AIM OF THE TASK
Find the line containing "Extract all the data from this chart as JSON.". Retype it and every line after it through the end of the entries, exactly as written, with nothing added.
━━━ PROVIDED MATERIAL ━━━
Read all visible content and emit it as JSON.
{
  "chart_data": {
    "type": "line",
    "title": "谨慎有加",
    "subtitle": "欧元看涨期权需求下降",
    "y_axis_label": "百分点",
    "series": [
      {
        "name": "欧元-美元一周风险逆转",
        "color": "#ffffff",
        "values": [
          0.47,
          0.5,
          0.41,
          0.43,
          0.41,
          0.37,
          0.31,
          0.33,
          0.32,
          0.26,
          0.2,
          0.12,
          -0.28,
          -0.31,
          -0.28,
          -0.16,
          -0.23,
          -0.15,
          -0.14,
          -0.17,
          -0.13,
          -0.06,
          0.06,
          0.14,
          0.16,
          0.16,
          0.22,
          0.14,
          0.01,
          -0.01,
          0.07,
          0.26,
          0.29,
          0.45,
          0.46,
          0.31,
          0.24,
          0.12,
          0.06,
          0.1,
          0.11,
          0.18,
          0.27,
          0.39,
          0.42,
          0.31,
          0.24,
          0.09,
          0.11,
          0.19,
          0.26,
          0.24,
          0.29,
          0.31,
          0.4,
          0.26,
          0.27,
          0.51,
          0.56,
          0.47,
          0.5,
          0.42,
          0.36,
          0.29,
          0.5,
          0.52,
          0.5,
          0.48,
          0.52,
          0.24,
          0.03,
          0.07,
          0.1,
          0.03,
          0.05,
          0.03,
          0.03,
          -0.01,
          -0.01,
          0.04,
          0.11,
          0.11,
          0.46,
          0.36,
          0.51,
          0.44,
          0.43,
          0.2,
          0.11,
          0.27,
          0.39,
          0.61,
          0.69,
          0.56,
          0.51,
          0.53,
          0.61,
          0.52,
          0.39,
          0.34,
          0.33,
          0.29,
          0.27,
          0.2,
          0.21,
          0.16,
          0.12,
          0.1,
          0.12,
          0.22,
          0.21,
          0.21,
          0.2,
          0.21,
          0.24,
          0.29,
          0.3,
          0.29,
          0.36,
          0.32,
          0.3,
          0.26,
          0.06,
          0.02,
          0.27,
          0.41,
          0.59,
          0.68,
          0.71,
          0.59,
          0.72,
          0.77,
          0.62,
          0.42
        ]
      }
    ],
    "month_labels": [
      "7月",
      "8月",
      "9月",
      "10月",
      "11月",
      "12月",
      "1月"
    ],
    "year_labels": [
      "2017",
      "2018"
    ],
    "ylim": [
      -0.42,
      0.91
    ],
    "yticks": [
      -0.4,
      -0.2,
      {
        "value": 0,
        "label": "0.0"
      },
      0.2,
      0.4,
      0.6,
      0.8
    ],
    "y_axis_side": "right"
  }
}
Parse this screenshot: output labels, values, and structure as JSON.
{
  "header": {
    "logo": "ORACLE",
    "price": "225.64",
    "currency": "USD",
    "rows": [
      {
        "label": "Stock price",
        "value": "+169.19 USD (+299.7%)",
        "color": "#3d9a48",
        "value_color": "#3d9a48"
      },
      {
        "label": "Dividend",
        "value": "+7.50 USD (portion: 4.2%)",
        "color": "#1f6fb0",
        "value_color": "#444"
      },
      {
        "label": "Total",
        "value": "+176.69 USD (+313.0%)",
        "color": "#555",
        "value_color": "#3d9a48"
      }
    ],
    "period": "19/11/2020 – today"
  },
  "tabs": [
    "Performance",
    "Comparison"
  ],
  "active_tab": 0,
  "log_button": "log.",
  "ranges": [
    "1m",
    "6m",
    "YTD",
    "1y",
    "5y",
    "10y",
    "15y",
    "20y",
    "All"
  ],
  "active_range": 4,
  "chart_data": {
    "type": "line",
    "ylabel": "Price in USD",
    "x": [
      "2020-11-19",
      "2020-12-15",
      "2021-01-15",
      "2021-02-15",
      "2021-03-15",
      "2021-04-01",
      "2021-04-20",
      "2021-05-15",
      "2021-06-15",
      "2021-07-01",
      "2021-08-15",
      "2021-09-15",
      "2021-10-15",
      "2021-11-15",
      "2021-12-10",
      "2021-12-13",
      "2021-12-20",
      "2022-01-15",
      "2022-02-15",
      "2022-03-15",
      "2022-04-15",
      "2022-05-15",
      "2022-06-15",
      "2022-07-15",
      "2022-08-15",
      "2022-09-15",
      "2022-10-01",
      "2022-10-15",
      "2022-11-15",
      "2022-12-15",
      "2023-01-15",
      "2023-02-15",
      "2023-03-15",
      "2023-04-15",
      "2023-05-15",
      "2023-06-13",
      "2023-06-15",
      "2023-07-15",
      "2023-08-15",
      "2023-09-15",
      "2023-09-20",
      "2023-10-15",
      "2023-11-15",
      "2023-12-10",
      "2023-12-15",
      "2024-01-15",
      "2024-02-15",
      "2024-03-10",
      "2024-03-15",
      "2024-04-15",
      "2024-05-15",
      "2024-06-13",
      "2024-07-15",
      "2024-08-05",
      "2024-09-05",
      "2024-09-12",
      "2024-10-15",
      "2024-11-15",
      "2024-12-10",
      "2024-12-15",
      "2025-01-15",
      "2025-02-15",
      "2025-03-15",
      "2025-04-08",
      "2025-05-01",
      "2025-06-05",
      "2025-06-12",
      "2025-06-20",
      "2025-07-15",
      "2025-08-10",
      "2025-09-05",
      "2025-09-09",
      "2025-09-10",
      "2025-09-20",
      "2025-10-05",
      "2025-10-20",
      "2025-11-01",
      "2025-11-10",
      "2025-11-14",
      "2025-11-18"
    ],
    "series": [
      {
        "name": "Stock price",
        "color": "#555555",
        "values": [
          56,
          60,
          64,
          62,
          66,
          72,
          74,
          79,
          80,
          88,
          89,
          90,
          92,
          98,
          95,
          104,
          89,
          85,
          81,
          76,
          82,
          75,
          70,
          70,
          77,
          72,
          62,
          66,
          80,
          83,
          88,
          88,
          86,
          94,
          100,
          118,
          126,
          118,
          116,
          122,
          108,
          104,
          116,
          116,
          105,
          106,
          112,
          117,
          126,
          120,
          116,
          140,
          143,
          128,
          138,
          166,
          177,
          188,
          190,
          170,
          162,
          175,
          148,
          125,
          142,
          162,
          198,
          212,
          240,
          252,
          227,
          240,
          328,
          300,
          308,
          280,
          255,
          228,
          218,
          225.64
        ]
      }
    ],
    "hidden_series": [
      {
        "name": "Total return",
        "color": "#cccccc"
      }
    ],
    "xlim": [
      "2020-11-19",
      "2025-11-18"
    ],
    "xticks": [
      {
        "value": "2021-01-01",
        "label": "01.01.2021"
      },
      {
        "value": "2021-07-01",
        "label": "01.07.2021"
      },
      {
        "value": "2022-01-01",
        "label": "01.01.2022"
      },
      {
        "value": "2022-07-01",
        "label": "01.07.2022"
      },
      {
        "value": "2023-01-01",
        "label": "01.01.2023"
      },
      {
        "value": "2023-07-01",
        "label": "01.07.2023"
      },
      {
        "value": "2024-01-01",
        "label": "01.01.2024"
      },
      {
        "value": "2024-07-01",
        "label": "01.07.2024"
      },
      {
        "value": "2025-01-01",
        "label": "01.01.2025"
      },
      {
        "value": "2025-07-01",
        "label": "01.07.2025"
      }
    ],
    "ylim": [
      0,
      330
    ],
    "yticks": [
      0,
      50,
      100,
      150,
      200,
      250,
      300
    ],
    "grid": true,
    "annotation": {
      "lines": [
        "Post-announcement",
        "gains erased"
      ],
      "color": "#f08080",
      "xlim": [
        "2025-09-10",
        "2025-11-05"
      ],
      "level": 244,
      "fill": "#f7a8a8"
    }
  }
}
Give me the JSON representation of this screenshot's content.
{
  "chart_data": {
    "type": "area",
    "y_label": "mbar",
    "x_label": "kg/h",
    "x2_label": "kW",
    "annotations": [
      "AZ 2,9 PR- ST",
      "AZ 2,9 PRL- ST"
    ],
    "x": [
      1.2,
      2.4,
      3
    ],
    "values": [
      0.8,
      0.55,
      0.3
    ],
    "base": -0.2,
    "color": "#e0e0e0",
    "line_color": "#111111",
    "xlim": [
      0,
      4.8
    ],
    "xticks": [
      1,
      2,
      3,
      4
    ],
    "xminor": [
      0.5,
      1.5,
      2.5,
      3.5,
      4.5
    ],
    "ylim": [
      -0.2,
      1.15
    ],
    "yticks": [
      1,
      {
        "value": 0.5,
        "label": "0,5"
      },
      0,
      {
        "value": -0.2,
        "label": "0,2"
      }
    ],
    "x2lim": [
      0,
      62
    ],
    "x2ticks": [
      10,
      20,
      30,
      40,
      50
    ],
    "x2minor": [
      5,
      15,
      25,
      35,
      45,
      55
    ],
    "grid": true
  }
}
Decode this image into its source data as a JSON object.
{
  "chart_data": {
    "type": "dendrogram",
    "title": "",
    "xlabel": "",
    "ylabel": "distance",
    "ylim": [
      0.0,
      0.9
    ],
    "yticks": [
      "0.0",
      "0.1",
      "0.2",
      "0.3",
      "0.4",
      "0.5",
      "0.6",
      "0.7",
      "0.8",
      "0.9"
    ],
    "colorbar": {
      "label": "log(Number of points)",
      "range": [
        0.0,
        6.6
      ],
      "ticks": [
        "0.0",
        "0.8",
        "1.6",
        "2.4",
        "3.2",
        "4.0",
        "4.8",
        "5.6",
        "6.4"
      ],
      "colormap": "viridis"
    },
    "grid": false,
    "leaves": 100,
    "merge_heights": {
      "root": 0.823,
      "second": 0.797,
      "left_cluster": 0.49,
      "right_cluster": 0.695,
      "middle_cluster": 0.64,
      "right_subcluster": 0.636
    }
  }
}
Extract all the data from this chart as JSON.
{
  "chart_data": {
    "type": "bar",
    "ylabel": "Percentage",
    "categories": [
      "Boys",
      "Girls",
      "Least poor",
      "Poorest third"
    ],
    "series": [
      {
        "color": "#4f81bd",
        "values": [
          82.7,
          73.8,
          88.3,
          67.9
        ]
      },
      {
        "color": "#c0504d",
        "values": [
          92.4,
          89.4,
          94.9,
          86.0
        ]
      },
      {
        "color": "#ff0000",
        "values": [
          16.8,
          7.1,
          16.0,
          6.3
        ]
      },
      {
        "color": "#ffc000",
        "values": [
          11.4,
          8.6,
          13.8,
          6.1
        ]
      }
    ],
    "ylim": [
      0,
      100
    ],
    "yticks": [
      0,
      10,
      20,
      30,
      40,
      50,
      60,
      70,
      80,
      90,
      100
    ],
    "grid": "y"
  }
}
━━━
COMPLETE RESPONSE
Extract all the data from this chart as JSON.
{
  "chart_data": {
    "type": "bar",
    "ylabel": "Percentage",
    "categories": [
      "Boys",
      "Girls",
      "Least poor",
      "Poorest third"
    ],
    "series": [
      {
        "color": "#4f81bd",
        "values": [
          82.7,
          73.8,
          88.3,
          67.9
        ]
      },
      {
        "color": "#c0504d",
        "values": [
          92.4,
          89.4,
          94.9,
          86.0
        ]
      },
      {
        "color": "#ff0000",
        "values": [
          16.8,
          7.1,
          16.0,
          6.3
        ]
      },
      {
        "color": "#ffc000",
        "values": [
          11.4,
          8.6,
          13.8,
          6.1
        ]
      }
    ],
    "ylim": [
      0,
      100
    ],
    "yticks": [
      0,
      10,
      20,
      30,
      40,
      50,
      60,
      70,
      80,
      90,
      100
    ],
    "grid": "y"
  }
}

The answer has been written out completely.